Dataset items
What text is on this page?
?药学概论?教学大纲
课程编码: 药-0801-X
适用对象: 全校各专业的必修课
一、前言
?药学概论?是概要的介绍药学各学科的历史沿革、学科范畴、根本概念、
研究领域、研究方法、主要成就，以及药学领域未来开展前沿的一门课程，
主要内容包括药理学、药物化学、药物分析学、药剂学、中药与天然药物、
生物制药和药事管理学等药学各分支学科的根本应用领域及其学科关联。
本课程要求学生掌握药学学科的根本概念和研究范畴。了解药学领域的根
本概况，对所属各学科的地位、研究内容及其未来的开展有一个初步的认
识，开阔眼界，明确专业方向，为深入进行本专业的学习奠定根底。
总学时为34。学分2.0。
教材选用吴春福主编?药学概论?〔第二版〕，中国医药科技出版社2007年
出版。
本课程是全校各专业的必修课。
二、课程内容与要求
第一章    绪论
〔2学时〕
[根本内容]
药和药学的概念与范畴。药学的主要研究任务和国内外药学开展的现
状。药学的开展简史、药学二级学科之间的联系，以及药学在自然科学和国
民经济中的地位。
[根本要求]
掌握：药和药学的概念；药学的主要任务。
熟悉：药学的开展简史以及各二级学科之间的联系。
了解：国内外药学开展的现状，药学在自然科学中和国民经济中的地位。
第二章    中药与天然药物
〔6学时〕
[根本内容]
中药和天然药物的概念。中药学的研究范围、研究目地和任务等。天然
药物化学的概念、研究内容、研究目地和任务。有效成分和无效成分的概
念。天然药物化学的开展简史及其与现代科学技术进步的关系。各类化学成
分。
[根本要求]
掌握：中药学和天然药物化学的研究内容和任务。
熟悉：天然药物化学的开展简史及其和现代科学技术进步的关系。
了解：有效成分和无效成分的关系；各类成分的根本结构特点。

...

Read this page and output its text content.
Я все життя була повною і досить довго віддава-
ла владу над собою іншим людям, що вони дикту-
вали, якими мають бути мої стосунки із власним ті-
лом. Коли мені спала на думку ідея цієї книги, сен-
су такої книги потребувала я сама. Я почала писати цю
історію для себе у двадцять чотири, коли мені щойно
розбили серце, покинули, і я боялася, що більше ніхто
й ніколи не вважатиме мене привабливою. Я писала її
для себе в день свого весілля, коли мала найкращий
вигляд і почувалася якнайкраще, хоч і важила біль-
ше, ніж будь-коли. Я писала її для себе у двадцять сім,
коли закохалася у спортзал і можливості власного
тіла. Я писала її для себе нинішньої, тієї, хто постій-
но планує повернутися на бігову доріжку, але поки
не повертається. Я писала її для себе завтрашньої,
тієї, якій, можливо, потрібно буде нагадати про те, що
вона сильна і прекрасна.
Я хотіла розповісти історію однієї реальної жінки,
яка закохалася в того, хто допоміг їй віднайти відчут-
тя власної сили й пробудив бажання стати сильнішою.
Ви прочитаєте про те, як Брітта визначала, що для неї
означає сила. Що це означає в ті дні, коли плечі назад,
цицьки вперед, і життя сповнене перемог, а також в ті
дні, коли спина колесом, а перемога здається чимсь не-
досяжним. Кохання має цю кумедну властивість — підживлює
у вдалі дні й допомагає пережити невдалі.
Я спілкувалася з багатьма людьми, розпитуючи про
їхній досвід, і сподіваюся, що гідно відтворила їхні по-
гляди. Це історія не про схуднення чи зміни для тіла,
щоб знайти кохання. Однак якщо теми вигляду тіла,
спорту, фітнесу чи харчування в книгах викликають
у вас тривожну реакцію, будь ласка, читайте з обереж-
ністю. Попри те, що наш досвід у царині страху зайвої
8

* [TASK PROMPT]: State how many lines of the listing include "життя", and nothing more.

* [SOLUTION TO THIS EXERCISE]: 2